___ INFORMATION SUPPLIED ___

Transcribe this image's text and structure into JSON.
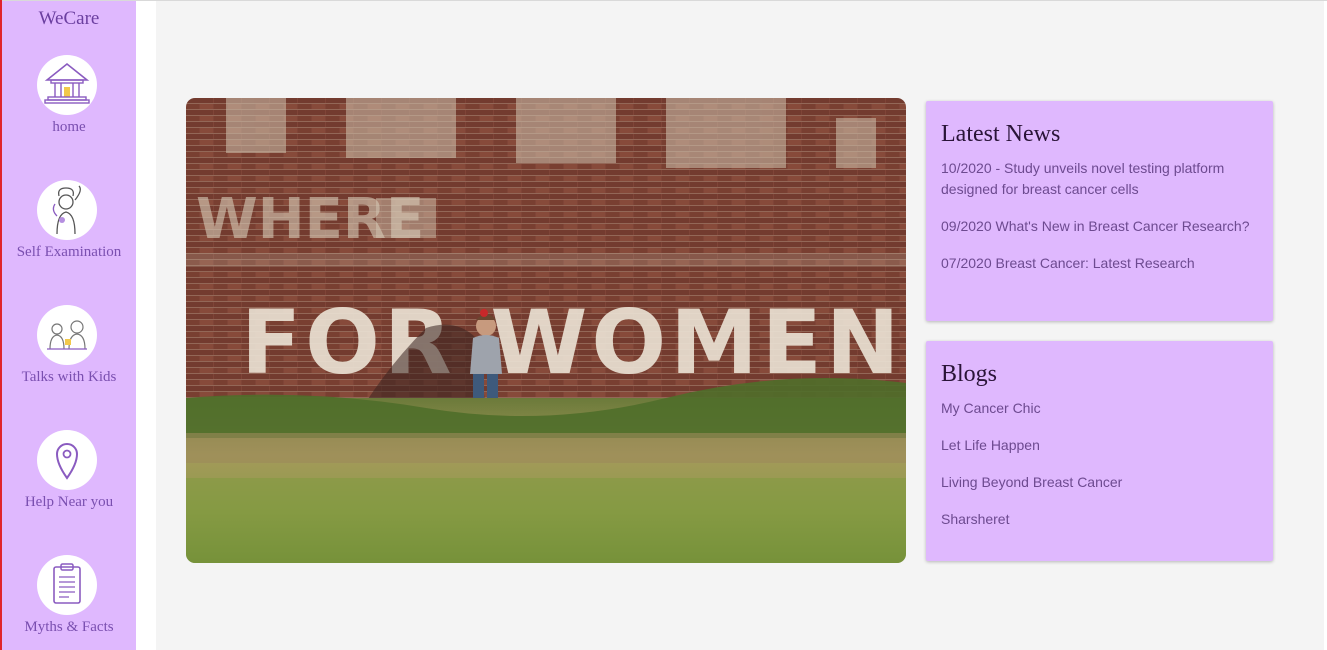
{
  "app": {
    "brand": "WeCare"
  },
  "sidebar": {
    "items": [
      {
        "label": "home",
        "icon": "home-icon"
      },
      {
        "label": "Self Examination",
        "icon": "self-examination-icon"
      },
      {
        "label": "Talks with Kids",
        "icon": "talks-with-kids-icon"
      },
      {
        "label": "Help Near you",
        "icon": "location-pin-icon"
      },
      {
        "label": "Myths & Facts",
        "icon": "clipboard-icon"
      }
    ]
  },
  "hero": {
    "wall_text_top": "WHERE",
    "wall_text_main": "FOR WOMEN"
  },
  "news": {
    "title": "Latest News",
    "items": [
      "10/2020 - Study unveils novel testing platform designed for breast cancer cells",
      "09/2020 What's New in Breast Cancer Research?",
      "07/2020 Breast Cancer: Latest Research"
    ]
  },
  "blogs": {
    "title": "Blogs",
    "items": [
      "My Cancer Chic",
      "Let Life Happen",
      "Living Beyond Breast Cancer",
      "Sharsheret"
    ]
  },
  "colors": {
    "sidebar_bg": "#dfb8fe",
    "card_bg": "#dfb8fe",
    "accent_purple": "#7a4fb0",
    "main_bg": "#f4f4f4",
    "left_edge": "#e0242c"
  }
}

___

» THE PROBLEM: Transcribe the data verbatim. No picture belongs in the result.

» ANSWER TO THIS EXERCISE:
Transcribe this image's text and structure into JSON.
{
  "app": {
    "brand": "WeCare"
  },
  "sidebar": {
    "items": [
      {
        "label": "home",
        "icon": "home-icon"
      },
      {
        "label": "Self Examination",
        "icon": "self-examination-icon"
      },
      {
        "label": "Talks with Kids",
        "icon": "talks-with-kids-icon"
      },
      {
        "label": "Help Near you",
        "icon": "location-pin-icon"
      },
      {
        "label": "Myths & Facts",
        "icon": "clipboard-icon"
      }
    ]
  },
  "hero": {
    "wall_text_top": "WHERE",
    "wall_text_main": "FOR WOMEN"
  },
  "news": {
    "title": "Latest News",
    "items": [
      "10/2020 - Study unveils novel testing platform designed for breast cancer cells",
      "09/2020 What's New in Breast Cancer Research?",
      "07/2020 Breast Cancer: Latest Research"
    ]
  },
  "blogs": {
    "title": "Blogs",
    "items": [
      "My Cancer Chic",
      "Let Life Happen",
      "Living Beyond Breast Cancer",
      "Sharsheret"
    ]
  },
  "colors": {
    "sidebar_bg": "#dfb8fe",
    "card_bg": "#dfb8fe",
    "accent_purple": "#7a4fb0",
    "main_bg": "#f4f4f4",
    "left_edge": "#e0242c"
  }
}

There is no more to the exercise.